> [SHORT EXERCISE]: Count every line in the entries that contains "responsibility". Report that count alone.

━━ RECORD SET

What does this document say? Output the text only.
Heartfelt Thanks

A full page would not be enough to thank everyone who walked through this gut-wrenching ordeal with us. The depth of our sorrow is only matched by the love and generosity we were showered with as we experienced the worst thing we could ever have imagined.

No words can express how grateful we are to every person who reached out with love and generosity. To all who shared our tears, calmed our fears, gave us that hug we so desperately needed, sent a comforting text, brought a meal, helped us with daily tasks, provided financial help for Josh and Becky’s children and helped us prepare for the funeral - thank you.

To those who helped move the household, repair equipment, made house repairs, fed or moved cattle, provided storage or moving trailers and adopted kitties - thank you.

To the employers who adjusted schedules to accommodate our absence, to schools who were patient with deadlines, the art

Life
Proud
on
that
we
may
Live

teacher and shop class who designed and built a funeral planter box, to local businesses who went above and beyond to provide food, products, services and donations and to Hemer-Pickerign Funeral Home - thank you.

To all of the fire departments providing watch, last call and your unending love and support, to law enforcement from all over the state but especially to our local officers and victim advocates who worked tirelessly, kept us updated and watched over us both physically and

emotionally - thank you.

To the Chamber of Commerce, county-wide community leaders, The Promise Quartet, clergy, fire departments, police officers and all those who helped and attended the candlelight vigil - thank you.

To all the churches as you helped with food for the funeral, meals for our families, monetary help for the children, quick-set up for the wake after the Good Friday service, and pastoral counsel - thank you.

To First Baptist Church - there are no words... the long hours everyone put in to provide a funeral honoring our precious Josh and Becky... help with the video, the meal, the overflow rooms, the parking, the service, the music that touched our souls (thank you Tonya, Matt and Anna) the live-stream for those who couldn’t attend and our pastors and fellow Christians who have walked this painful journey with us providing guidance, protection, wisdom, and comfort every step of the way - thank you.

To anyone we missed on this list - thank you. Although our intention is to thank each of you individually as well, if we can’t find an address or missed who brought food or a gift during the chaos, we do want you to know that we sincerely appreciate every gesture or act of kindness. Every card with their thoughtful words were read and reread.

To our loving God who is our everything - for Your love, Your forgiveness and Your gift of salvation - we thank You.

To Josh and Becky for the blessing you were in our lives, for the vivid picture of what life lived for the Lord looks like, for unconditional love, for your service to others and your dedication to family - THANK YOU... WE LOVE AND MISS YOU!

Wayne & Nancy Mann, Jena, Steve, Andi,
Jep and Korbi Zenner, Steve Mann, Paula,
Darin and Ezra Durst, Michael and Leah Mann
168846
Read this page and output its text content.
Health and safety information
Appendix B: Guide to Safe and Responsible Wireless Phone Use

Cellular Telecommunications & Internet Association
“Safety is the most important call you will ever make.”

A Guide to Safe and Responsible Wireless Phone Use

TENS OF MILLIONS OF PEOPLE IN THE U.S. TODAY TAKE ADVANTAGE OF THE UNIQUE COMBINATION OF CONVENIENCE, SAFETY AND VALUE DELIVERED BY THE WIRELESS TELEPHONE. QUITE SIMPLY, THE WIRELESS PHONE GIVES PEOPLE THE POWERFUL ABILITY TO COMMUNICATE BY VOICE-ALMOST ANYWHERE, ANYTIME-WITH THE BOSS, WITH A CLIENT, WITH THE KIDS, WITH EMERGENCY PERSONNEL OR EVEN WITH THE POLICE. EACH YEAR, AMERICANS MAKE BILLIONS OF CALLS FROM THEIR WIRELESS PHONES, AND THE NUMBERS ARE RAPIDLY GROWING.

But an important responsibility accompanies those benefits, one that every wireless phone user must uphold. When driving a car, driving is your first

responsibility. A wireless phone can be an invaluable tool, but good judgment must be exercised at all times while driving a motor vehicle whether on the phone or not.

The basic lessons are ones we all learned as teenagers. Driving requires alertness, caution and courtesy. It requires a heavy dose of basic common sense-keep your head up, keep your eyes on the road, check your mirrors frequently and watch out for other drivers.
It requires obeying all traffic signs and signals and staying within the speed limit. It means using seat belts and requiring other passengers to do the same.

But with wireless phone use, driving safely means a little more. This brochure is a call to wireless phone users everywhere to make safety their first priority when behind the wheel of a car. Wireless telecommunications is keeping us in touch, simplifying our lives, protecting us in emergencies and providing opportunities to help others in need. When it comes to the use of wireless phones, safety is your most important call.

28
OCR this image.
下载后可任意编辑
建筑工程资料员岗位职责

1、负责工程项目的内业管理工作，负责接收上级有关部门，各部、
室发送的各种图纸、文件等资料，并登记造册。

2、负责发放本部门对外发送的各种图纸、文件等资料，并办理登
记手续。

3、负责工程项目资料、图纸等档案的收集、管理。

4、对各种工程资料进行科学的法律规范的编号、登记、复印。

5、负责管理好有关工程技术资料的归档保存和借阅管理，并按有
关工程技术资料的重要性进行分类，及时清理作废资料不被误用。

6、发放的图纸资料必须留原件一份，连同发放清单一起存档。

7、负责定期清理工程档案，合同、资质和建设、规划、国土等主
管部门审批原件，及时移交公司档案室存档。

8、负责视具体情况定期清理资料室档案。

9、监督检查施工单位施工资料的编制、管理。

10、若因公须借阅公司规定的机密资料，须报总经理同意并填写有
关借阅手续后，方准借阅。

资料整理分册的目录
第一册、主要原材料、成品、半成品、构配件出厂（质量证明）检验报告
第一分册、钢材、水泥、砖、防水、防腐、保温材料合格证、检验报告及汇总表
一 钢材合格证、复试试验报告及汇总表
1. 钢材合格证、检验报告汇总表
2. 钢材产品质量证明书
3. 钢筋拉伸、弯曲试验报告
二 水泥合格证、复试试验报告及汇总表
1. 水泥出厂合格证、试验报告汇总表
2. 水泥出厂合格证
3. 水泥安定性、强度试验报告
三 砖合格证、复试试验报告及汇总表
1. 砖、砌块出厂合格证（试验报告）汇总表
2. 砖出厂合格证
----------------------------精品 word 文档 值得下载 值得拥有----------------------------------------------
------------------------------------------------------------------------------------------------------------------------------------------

━━━━

> [FULL ANSWER]: 2